::: Dataset
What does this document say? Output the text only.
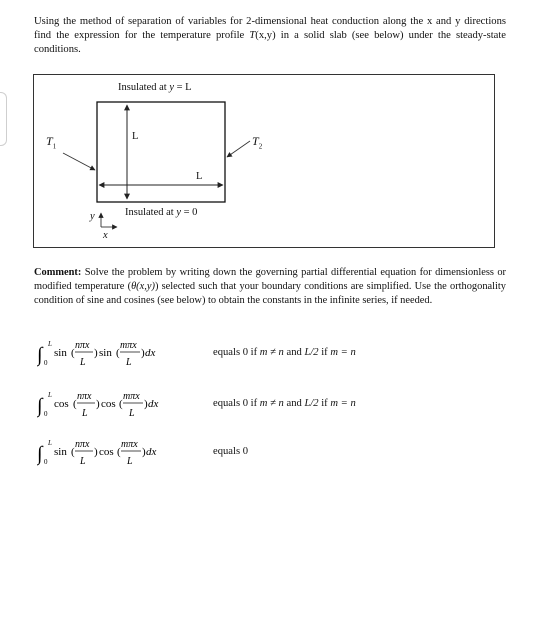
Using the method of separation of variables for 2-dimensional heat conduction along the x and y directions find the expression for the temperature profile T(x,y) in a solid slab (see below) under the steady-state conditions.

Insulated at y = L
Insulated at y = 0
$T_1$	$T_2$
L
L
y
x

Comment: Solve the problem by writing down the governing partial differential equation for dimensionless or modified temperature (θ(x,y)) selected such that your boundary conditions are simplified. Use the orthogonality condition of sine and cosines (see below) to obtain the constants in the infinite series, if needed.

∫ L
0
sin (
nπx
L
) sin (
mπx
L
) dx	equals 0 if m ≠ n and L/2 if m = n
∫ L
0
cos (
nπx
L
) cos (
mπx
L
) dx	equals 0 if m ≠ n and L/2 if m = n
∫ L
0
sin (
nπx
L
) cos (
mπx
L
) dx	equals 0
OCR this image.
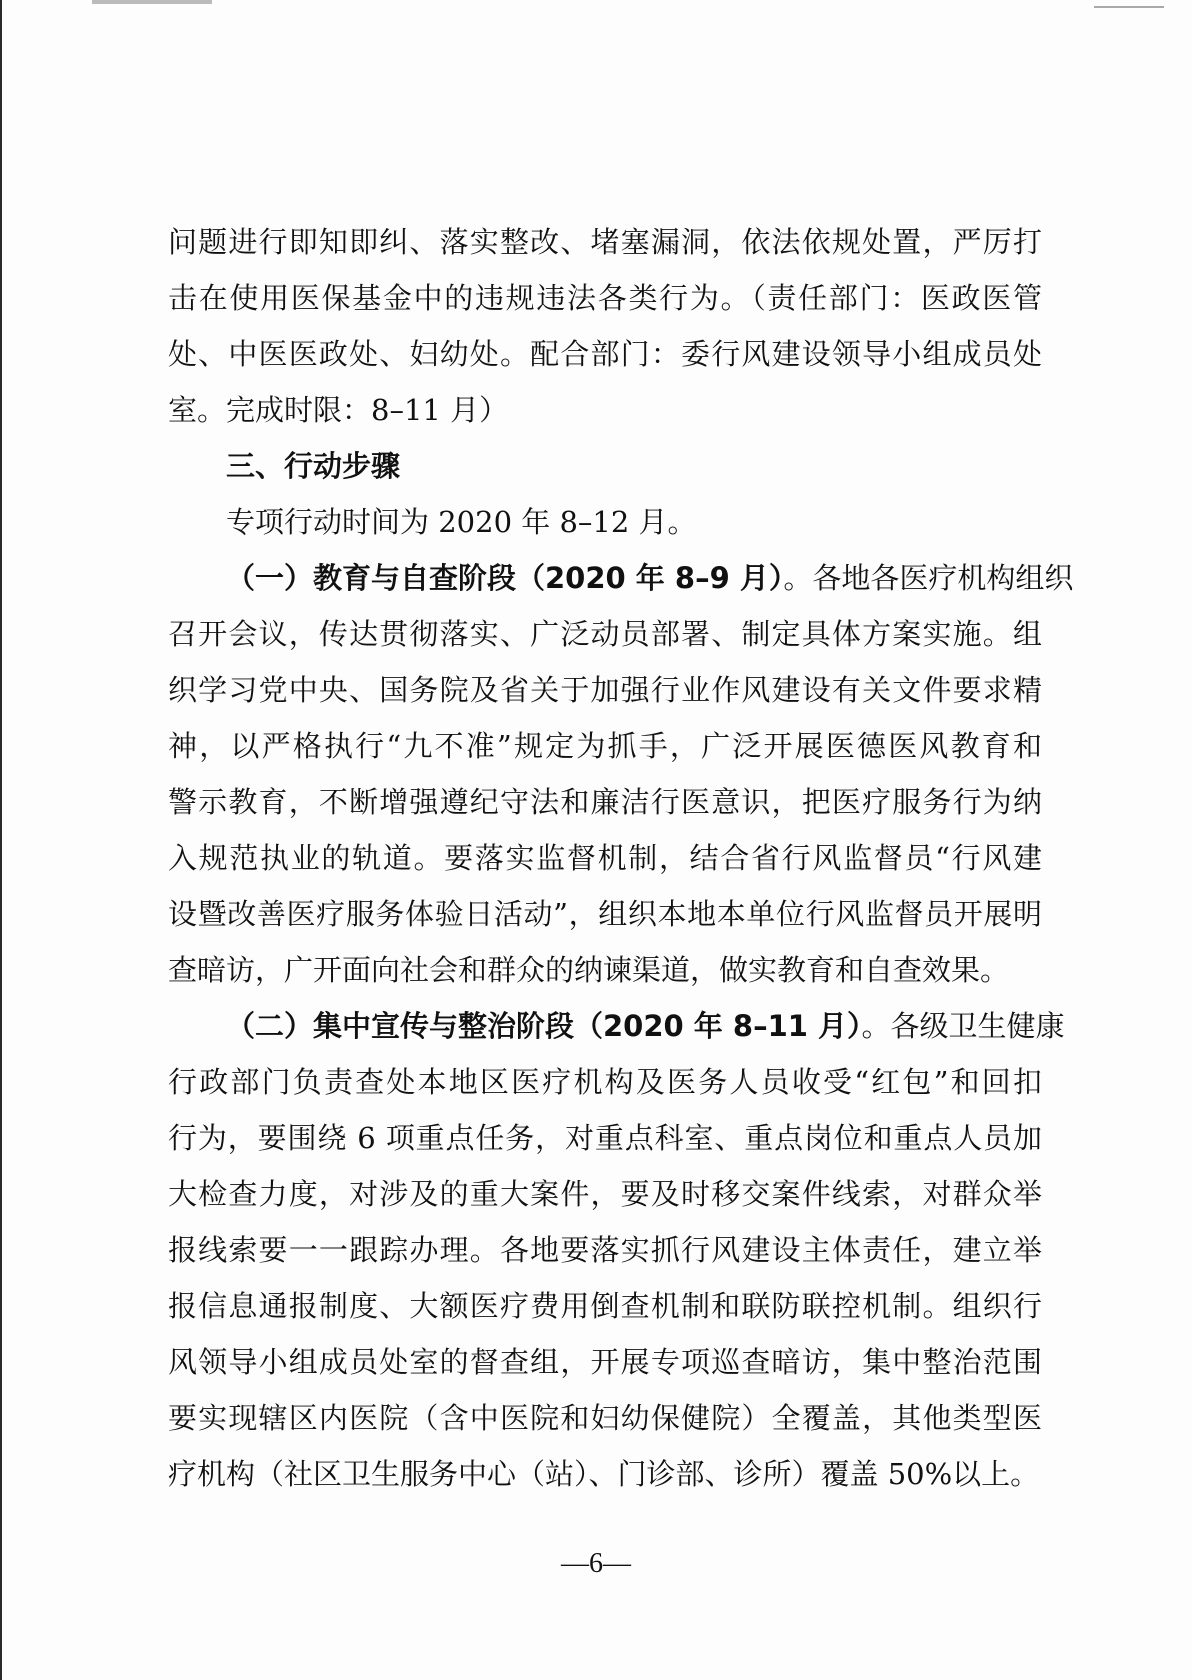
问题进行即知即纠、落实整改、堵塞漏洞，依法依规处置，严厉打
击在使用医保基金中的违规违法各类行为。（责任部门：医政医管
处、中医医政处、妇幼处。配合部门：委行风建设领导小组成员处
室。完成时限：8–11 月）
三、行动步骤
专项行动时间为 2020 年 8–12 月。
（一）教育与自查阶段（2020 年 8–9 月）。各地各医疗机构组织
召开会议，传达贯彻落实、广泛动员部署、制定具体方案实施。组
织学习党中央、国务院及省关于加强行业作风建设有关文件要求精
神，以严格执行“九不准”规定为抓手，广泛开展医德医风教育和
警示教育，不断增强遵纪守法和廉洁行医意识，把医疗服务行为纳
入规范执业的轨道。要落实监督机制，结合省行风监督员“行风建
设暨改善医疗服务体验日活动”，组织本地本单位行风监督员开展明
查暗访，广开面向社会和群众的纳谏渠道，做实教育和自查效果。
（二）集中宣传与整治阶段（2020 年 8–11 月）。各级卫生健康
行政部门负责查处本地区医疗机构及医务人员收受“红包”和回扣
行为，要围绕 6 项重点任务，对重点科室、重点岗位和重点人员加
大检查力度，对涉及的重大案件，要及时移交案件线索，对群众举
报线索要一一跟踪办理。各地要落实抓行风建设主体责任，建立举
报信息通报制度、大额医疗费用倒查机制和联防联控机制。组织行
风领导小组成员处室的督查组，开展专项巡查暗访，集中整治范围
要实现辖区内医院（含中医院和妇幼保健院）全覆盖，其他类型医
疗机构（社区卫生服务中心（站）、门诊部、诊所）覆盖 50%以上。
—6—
::::::
Extract, character for character, every line from the one that holds "OCR this image." through the end of the entries above. Include both boundary lines and no pictures.

# Final answer
OCR this image.
问题进行即知即纠、落实整改、堵塞漏洞，依法依规处置，严厉打
击在使用医保基金中的违规违法各类行为。（责任部门：医政医管
处、中医医政处、妇幼处。配合部门：委行风建设领导小组成员处
室。完成时限：8–11 月）
三、行动步骤
专项行动时间为 2020 年 8–12 月。
（一）教育与自查阶段（2020 年 8–9 月）。各地各医疗机构组织
召开会议，传达贯彻落实、广泛动员部署、制定具体方案实施。组
织学习党中央、国务院及省关于加强行业作风建设有关文件要求精
神，以严格执行“九不准”规定为抓手，广泛开展医德医风教育和
警示教育，不断增强遵纪守法和廉洁行医意识，把医疗服务行为纳
入规范执业的轨道。要落实监督机制，结合省行风监督员“行风建
设暨改善医疗服务体验日活动”，组织本地本单位行风监督员开展明
查暗访，广开面向社会和群众的纳谏渠道，做实教育和自查效果。
（二）集中宣传与整治阶段（2020 年 8–11 月）。各级卫生健康
行政部门负责查处本地区医疗机构及医务人员收受“红包”和回扣
行为，要围绕 6 项重点任务，对重点科室、重点岗位和重点人员加
大检查力度，对涉及的重大案件，要及时移交案件线索，对群众举
报线索要一一跟踪办理。各地要落实抓行风建设主体责任，建立举
报信息通报制度、大额医疗费用倒查机制和联防联控机制。组织行
风领导小组成员处室的督查组，开展专项巡查暗访，集中整治范围
要实现辖区内医院（含中医院和妇幼保健院）全覆盖，其他类型医
疗机构（社区卫生服务中心（站）、门诊部、诊所）覆盖 50%以上。
—6—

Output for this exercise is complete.